▸ **Problem description**:
Reproduce every entry in the listing without alteration.

▸ **Extracted data entries**:
┄┄┄┄┄┄┄┄┄┄

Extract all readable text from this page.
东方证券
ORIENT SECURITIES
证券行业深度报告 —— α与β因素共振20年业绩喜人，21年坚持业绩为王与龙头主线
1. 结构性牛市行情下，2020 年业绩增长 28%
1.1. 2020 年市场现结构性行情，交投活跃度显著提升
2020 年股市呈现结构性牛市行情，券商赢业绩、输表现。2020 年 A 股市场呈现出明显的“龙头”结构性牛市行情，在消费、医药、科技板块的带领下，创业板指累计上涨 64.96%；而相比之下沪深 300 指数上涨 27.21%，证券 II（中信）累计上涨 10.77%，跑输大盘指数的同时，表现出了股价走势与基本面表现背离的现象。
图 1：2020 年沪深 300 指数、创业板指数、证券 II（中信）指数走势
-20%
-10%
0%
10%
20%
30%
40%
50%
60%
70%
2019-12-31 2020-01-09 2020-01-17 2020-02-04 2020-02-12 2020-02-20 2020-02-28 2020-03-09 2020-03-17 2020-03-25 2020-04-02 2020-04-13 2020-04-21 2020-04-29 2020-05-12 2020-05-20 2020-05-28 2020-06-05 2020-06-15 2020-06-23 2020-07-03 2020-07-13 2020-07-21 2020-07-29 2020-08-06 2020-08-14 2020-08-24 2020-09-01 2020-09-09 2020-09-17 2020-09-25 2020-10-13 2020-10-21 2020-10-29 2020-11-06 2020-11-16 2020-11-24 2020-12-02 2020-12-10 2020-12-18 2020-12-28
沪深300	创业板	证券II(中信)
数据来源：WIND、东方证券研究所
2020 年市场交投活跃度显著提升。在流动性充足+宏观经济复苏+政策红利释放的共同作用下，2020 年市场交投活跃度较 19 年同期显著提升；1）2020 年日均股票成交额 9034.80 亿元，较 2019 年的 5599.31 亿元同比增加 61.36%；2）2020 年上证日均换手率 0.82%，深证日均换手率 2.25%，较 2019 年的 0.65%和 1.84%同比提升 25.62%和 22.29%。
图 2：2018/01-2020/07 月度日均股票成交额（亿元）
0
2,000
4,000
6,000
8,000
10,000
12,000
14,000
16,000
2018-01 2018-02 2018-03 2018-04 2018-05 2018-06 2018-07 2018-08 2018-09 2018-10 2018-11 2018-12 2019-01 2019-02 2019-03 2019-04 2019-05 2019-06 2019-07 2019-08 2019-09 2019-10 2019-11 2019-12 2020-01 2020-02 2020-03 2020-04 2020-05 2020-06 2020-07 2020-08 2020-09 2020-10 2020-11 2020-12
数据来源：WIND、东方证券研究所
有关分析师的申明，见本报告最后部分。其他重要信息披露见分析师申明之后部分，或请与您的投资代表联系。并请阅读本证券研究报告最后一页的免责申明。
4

┄┄┄┄┄┄┄┄┄┄

▸ **Response below**:
Extract all readable text from this page.
东方证券
ORIENT SECURITIES
证券行业深度报告 —— α与β因素共振20年业绩喜人，21年坚持业绩为王与龙头主线
1. 结构性牛市行情下，2020 年业绩增长 28%
1.1. 2020 年市场现结构性行情，交投活跃度显著提升
2020 年股市呈现结构性牛市行情，券商赢业绩、输表现。2020 年 A 股市场呈现出明显的“龙头”结构性牛市行情，在消费、医药、科技板块的带领下，创业板指累计上涨 64.96%；而相比之下沪深 300 指数上涨 27.21%，证券 II（中信）累计上涨 10.77%，跑输大盘指数的同时，表现出了股价走势与基本面表现背离的现象。
图 1：2020 年沪深 300 指数、创业板指数、证券 II（中信）指数走势
-20%
-10%
0%
10%
20%
30%
40%
50%
60%
70%
2019-12-31 2020-01-09 2020-01-17 2020-02-04 2020-02-12 2020-02-20 2020-02-28 2020-03-09 2020-03-17 2020-03-25 2020-04-02 2020-04-13 2020-04-21 2020-04-29 2020-05-12 2020-05-20 2020-05-28 2020-06-05 2020-06-15 2020-06-23 2020-07-03 2020-07-13 2020-07-21 2020-07-29 2020-08-06 2020-08-14 2020-08-24 2020-09-01 2020-09-09 2020-09-17 2020-09-25 2020-10-13 2020-10-21 2020-10-29 2020-11-06 2020-11-16 2020-11-24 2020-12-02 2020-12-10 2020-12-18 2020-12-28
沪深300	创业板	证券II(中信)
数据来源：WIND、东方证券研究所
2020 年市场交投活跃度显著提升。在流动性充足+宏观经济复苏+政策红利释放的共同作用下，2020 年市场交投活跃度较 19 年同期显著提升；1）2020 年日均股票成交额 9034.80 亿元，较 2019 年的 5599.31 亿元同比增加 61.36%；2）2020 年上证日均换手率 0.82%，深证日均换手率 2.25%，较 2019 年的 0.65%和 1.84%同比提升 25.62%和 22.29%。
图 2：2018/01-2020/07 月度日均股票成交额（亿元）
0
2,000
4,000
6,000
8,000
10,000
12,000
14,000
16,000
2018-01 2018-02 2018-03 2018-04 2018-05 2018-06 2018-07 2018-08 2018-09 2018-10 2018-11 2018-12 2019-01 2019-02 2019-03 2019-04 2019-05 2019-06 2019-07 2019-08 2019-09 2019-10 2019-11 2019-12 2020-01 2020-02 2020-03 2020-04 2020-05 2020-06 2020-07 2020-08 2020-09 2020-10 2020-11 2020-12
数据来源：WIND、东方证券研究所
有关分析师的申明，见本报告最后部分。其他重要信息披露见分析师申明之后部分，或请与您的投资代表联系。并请阅读本证券研究报告最后一页的免责申明。
4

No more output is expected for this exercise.